▸ **EXERCISE DESCRIPTION**
Scan the listing below. Report each line that includes "Спецификация".

▸ **DATA FOR PROCESSING**
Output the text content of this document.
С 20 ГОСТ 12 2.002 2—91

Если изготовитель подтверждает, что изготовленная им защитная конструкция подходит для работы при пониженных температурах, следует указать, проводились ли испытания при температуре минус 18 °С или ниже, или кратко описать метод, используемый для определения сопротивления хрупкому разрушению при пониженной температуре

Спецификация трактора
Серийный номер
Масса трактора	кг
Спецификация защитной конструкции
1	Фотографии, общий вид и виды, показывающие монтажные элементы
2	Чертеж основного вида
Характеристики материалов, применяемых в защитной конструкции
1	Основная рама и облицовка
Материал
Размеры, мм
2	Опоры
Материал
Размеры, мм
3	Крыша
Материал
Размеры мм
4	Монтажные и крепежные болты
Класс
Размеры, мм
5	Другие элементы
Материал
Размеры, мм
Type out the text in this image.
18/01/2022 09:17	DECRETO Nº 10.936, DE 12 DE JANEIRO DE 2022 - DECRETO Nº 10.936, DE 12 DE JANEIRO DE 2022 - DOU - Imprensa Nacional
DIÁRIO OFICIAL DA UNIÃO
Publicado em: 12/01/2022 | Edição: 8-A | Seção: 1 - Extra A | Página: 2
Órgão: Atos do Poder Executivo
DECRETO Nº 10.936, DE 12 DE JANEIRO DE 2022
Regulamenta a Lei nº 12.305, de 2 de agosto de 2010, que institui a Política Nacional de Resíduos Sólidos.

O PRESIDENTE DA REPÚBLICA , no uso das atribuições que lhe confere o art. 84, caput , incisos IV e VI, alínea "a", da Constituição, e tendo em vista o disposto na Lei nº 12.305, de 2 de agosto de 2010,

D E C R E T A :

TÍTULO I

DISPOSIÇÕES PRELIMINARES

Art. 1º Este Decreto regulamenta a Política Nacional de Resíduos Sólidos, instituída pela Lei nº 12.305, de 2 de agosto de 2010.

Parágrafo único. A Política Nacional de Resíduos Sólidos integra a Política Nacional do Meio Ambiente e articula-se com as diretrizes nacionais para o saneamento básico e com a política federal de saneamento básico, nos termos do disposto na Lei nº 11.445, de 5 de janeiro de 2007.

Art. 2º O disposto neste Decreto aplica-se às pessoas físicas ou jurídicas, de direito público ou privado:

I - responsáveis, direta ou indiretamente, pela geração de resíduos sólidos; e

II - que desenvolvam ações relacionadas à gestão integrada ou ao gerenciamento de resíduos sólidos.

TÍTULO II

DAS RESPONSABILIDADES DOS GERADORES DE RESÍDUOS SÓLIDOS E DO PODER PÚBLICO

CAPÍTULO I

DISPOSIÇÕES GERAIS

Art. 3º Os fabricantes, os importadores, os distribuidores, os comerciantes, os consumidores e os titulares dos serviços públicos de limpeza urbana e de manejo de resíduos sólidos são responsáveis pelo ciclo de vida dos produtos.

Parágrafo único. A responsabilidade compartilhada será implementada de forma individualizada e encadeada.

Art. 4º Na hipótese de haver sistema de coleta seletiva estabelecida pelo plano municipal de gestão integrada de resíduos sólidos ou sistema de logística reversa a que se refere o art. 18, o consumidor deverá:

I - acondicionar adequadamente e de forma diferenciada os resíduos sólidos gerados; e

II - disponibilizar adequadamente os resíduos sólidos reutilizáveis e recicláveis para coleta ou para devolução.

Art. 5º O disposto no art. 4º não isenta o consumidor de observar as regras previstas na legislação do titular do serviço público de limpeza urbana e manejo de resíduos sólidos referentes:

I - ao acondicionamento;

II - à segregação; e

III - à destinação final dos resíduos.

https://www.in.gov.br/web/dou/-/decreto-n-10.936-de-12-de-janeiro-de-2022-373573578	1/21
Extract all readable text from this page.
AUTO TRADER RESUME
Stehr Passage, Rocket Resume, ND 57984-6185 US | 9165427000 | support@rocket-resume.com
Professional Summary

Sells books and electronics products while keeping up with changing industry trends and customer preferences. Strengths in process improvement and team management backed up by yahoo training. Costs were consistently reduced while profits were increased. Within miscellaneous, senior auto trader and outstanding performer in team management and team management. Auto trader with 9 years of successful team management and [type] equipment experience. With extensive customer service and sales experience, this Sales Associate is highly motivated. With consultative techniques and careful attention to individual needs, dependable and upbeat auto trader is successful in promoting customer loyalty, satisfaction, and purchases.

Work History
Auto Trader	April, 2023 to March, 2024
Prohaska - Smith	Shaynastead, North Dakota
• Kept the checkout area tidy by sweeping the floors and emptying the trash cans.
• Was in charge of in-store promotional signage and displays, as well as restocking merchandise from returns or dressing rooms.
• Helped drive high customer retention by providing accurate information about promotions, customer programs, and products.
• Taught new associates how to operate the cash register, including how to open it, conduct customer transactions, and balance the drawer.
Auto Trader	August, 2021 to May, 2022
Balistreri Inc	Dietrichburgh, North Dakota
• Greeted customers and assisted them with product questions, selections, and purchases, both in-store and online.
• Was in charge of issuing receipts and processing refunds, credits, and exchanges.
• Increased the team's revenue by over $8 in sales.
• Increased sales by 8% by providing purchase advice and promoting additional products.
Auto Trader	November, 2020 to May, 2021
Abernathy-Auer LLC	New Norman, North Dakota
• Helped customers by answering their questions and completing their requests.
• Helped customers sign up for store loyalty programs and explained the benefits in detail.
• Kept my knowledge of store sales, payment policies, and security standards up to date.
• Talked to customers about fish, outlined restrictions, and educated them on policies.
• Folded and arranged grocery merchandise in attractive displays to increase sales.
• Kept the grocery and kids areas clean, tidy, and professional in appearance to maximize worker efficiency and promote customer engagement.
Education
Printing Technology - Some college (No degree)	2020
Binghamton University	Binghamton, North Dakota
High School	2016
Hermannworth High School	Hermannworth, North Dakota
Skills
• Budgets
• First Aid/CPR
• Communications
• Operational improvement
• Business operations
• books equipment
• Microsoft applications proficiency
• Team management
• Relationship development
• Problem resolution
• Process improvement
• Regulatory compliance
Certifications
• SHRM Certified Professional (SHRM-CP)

▸ **SOLUTION TO THIS PROBLEM**
Спецификация трактора
Спецификация защитной конструкции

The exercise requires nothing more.